### Material for this task ###

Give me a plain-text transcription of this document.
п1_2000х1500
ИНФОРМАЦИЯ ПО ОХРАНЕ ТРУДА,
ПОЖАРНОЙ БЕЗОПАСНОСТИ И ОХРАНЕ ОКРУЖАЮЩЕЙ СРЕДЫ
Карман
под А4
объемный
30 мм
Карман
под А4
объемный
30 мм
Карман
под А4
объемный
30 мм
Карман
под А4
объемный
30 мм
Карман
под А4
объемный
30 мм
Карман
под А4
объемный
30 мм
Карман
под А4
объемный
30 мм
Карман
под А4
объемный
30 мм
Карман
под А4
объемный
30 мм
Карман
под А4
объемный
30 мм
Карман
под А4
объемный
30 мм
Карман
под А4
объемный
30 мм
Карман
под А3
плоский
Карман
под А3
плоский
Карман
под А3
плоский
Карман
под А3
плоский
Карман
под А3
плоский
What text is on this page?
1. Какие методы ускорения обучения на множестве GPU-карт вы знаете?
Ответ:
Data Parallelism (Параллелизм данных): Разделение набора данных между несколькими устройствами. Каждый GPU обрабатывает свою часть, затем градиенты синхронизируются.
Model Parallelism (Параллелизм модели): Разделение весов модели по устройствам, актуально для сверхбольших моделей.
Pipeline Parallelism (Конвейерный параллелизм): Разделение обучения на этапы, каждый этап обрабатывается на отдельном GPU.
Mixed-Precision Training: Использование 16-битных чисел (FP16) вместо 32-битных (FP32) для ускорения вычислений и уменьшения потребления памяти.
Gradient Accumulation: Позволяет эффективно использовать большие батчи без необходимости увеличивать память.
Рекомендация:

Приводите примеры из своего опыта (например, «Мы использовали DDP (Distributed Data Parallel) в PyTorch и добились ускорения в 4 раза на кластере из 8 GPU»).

###

Aim of the exercise: Return the entries above exactly, each one complete.

Task result:
Give me a plain-text transcription of this document.
п1_2000х1500
ИНФОРМАЦИЯ ПО ОХРАНЕ ТРУДА,
ПОЖАРНОЙ БЕЗОПАСНОСТИ И ОХРАНЕ ОКРУЖАЮЩЕЙ СРЕДЫ
Карман
под А4
объемный
30 мм
Карман
под А4
объемный
30 мм
Карман
под А4
объемный
30 мм
Карман
под А4
объемный
30 мм
Карман
под А4
объемный
30 мм
Карман
под А4
объемный
30 мм
Карман
под А4
объемный
30 мм
Карман
под А4
объемный
30 мм
Карман
под А4
объемный
30 мм
Карман
под А4
объемный
30 мм
Карман
под А4
объемный
30 мм
Карман
под А4
объемный
30 мм
Карман
под А3
плоский
Карман
под А3
плоский
Карман
под А3
плоский
Карман
под А3
плоский
Карман
под А3
плоский
What text is on this page?
1. Какие методы ускорения обучения на множестве GPU-карт вы знаете?
Ответ:
Data Parallelism (Параллелизм данных): Разделение набора данных между несколькими устройствами. Каждый GPU обрабатывает свою часть, затем градиенты синхронизируются.
Model Parallelism (Параллелизм модели): Разделение весов модели по устройствам, актуально для сверхбольших моделей.
Pipeline Parallelism (Конвейерный параллелизм): Разделение обучения на этапы, каждый этап обрабатывается на отдельном GPU.
Mixed-Precision Training: Использование 16-битных чисел (FP16) вместо 32-битных (FP32) для ускорения вычислений и уменьшения потребления памяти.
Gradient Accumulation: Позволяет эффективно использовать большие батчи без необходимости увеличивать память.
Рекомендация:

Приводите примеры из своего опыта (например, «Мы использовали DDP (Distributed Data Parallel) в PyTorch и добились ускорения в 4 раза на кластере из 8 GPU»).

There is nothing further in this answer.